Littleton varies the depth of the retrieve from an inch to roughly 12 inches beneath the surface, depending on the water clarity. He always keeps the toad high enough that he can see it throughout the retrieve.

He first got onto this tactic a few years ago while fishing shallow, emergent, shoreline grass at Alabama's Logan Martin Lake. Post-spawn bass were lurking near the grass, but they weren't aggressive enough to respond to a topwater retrieve. For a two-week period, Littleton and his father caught loads of 3- to 5-pound largemouth bass by twitching toads under the surface along the edges of the grass. Most other fishermen were struggling to get bites during that time.

Dog Walking
Littleton rigs his toads weedless with a 4/0 Mustad Impact Soft Plastic bait hook. The hook has a gripper attached to the line eye. You push the gripper into the nose of the toad and then run the hook's point up through the belly of the bait so the point lies protected in a slot on the toad's back. To give the toad a better action, Littleton rigs it so the belly bows down toward the hook's shank.

# Aim of the exercise
Translate this sentence from the bass fishing text into Spanish: "He always keeps the toad high enough that he can see it throughout the retrieve." The records that come next are separate material, unrelated to the bass fishing text.

# Data shown
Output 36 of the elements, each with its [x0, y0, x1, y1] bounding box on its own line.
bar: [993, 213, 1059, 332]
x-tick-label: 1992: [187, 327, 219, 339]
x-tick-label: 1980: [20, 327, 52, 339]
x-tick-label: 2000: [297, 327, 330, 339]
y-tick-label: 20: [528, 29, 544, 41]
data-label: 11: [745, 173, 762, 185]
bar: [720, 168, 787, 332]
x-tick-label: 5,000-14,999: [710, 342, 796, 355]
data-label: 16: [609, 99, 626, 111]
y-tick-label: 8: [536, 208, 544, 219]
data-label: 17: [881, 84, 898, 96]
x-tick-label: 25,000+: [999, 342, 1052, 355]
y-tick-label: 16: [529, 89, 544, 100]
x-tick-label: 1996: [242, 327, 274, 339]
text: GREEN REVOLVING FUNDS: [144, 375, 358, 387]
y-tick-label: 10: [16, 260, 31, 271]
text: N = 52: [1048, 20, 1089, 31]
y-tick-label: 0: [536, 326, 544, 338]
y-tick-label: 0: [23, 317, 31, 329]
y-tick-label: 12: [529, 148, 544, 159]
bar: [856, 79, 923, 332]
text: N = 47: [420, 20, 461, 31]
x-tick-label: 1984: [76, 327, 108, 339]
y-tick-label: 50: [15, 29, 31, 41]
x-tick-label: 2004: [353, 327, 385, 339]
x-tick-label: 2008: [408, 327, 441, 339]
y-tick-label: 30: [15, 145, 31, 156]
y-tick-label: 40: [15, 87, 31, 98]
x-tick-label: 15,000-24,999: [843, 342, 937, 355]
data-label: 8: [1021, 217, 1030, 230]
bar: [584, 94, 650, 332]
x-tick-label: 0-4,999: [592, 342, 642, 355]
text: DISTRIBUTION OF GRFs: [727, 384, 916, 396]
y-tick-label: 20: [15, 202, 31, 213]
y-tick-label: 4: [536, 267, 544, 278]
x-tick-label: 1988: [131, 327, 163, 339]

# Answer box
Siempre mantiene el sapo lo bastante alto como para poder verlo durante toda la recuperación.